▶ MATERIAL FOR THE TASK:
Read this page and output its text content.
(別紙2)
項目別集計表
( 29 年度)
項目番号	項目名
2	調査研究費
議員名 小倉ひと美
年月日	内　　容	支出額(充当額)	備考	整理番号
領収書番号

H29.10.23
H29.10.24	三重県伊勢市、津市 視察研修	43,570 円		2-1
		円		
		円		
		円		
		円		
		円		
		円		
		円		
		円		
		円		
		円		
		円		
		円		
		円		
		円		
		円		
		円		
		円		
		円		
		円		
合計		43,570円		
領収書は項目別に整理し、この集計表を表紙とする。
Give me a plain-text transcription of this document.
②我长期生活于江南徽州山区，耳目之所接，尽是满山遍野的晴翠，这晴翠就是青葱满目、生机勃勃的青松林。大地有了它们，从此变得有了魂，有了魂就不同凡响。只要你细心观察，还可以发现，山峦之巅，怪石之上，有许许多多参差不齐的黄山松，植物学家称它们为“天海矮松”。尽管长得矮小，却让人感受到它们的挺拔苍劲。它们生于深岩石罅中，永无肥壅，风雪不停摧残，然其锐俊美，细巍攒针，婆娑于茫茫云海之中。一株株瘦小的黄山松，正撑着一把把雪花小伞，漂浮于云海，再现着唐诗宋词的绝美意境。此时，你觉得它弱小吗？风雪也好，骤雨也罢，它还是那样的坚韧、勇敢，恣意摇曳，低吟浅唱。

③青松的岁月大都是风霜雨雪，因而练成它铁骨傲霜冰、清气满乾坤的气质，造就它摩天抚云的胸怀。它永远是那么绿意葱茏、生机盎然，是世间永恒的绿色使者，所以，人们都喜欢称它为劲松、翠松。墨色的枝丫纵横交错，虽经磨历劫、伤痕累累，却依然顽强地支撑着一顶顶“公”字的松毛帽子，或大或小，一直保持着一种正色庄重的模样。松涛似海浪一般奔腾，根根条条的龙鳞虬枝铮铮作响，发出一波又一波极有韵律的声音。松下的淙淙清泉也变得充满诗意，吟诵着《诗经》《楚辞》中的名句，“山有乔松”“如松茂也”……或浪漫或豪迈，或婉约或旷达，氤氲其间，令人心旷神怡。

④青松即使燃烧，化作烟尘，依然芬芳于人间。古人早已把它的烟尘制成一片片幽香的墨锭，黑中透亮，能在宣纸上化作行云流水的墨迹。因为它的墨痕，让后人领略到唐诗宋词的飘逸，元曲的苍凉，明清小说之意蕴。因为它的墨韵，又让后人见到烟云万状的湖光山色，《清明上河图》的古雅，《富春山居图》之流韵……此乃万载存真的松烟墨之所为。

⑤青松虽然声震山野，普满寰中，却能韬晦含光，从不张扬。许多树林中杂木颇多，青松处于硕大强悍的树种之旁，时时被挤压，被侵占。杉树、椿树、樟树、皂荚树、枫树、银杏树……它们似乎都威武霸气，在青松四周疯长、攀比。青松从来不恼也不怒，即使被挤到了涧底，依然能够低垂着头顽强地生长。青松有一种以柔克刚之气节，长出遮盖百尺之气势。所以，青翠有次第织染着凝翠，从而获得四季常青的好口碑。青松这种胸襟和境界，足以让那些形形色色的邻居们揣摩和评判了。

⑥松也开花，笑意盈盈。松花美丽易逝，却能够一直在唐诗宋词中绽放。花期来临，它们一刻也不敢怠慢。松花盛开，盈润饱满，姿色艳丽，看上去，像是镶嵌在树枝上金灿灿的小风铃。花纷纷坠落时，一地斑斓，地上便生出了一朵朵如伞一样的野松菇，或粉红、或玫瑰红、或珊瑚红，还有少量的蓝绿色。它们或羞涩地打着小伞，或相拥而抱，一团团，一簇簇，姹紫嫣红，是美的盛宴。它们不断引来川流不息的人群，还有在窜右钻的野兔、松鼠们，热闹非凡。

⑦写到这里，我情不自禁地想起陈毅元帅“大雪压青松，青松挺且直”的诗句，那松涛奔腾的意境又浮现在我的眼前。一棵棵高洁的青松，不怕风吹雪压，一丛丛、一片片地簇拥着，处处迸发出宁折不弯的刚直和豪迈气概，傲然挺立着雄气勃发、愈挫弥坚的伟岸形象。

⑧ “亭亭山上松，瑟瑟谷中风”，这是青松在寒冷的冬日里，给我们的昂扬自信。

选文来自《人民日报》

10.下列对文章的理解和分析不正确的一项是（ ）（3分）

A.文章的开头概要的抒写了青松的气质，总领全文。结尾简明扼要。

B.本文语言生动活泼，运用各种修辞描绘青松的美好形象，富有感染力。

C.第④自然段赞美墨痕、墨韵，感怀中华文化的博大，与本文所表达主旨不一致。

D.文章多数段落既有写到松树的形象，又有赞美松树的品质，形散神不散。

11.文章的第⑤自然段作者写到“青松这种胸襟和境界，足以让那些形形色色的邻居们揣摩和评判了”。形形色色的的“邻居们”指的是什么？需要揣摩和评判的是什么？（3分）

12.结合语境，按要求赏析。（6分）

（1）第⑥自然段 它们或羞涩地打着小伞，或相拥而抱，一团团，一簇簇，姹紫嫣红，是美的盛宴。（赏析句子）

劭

▶ AIM:
Produce an exact copy of every entry above.

▶ SOLUTION:
Read this page and output its text content.
(別紙2)
項目別集計表
( 29 年度)
項目番号	項目名
2	調査研究費
議員名 小倉ひと美
年月日	内　　容	支出額(充当額)	備考	整理番号
領収書番号

H29.10.23
H29.10.24	三重県伊勢市、津市 視察研修	43,570 円		2-1
		円		
		円		
		円		
		円		
		円		
		円		
		円		
		円		
		円		
		円		
		円		
		円		
		円		
		円		
		円		
		円		
		円		
		円		
		円		
合計		43,570円		
領収書は項目別に整理し、この集計表を表紙とする。
Give me a plain-text transcription of this document.
②我长期生活于江南徽州山区，耳目之所接，尽是满山遍野的晴翠，这晴翠就是青葱满目、生机勃勃的青松林。大地有了它们，从此变得有了魂，有了魂就不同凡响。只要你细心观察，还可以发现，山峦之巅，怪石之上，有许许多多参差不齐的黄山松，植物学家称它们为“天海矮松”。尽管长得矮小，却让人感受到它们的挺拔苍劲。它们生于深岩石罅中，永无肥壅，风雪不停摧残，然其锐俊美，细巍攒针，婆娑于茫茫云海之中。一株株瘦小的黄山松，正撑着一把把雪花小伞，漂浮于云海，再现着唐诗宋词的绝美意境。此时，你觉得它弱小吗？风雪也好，骤雨也罢，它还是那样的坚韧、勇敢，恣意摇曳，低吟浅唱。

③青松的岁月大都是风霜雨雪，因而练成它铁骨傲霜冰、清气满乾坤的气质，造就它摩天抚云的胸怀。它永远是那么绿意葱茏、生机盎然，是世间永恒的绿色使者，所以，人们都喜欢称它为劲松、翠松。墨色的枝丫纵横交错，虽经磨历劫、伤痕累累，却依然顽强地支撑着一顶顶“公”字的松毛帽子，或大或小，一直保持着一种正色庄重的模样。松涛似海浪一般奔腾，根根条条的龙鳞虬枝铮铮作响，发出一波又一波极有韵律的声音。松下的淙淙清泉也变得充满诗意，吟诵着《诗经》《楚辞》中的名句，“山有乔松”“如松茂也”……或浪漫或豪迈，或婉约或旷达，氤氲其间，令人心旷神怡。

④青松即使燃烧，化作烟尘，依然芬芳于人间。古人早已把它的烟尘制成一片片幽香的墨锭，黑中透亮，能在宣纸上化作行云流水的墨迹。因为它的墨痕，让后人领略到唐诗宋词的飘逸，元曲的苍凉，明清小说之意蕴。因为它的墨韵，又让后人见到烟云万状的湖光山色，《清明上河图》的古雅，《富春山居图》之流韵……此乃万载存真的松烟墨之所为。

⑤青松虽然声震山野，普满寰中，却能韬晦含光，从不张扬。许多树林中杂木颇多，青松处于硕大强悍的树种之旁，时时被挤压，被侵占。杉树、椿树、樟树、皂荚树、枫树、银杏树……它们似乎都威武霸气，在青松四周疯长、攀比。青松从来不恼也不怒，即使被挤到了涧底，依然能够低垂着头顽强地生长。青松有一种以柔克刚之气节，长出遮盖百尺之气势。所以，青翠有次第织染着凝翠，从而获得四季常青的好口碑。青松这种胸襟和境界，足以让那些形形色色的邻居们揣摩和评判了。

⑥松也开花，笑意盈盈。松花美丽易逝，却能够一直在唐诗宋词中绽放。花期来临，它们一刻也不敢怠慢。松花盛开，盈润饱满，姿色艳丽，看上去，像是镶嵌在树枝上金灿灿的小风铃。花纷纷坠落时，一地斑斓，地上便生出了一朵朵如伞一样的野松菇，或粉红、或玫瑰红、或珊瑚红，还有少量的蓝绿色。它们或羞涩地打着小伞，或相拥而抱，一团团，一簇簇，姹紫嫣红，是美的盛宴。它们不断引来川流不息的人群，还有在窜右钻的野兔、松鼠们，热闹非凡。

⑦写到这里，我情不自禁地想起陈毅元帅“大雪压青松，青松挺且直”的诗句，那松涛奔腾的意境又浮现在我的眼前。一棵棵高洁的青松，不怕风吹雪压，一丛丛、一片片地簇拥着，处处迸发出宁折不弯的刚直和豪迈气概，傲然挺立着雄气勃发、愈挫弥坚的伟岸形象。

⑧ “亭亭山上松，瑟瑟谷中风”，这是青松在寒冷的冬日里，给我们的昂扬自信。

选文来自《人民日报》

10.下列对文章的理解和分析不正确的一项是（ ）（3分）

A.文章的开头概要的抒写了青松的气质，总领全文。结尾简明扼要。

B.本文语言生动活泼，运用各种修辞描绘青松的美好形象，富有感染力。

C.第④自然段赞美墨痕、墨韵，感怀中华文化的博大，与本文所表达主旨不一致。

D.文章多数段落既有写到松树的形象，又有赞美松树的品质，形散神不散。

11.文章的第⑤自然段作者写到“青松这种胸襟和境界，足以让那些形形色色的邻居们揣摩和评判了”。形形色色的的“邻居们”指的是什么？需要揣摩和评判的是什么？（3分）

12.结合语境，按要求赏析。（6分）

（1）第⑥自然段 它们或羞涩地打着小伞，或相拥而抱，一团团，一簇簇，姹紫嫣红，是美的盛宴。（赏析句子）

劭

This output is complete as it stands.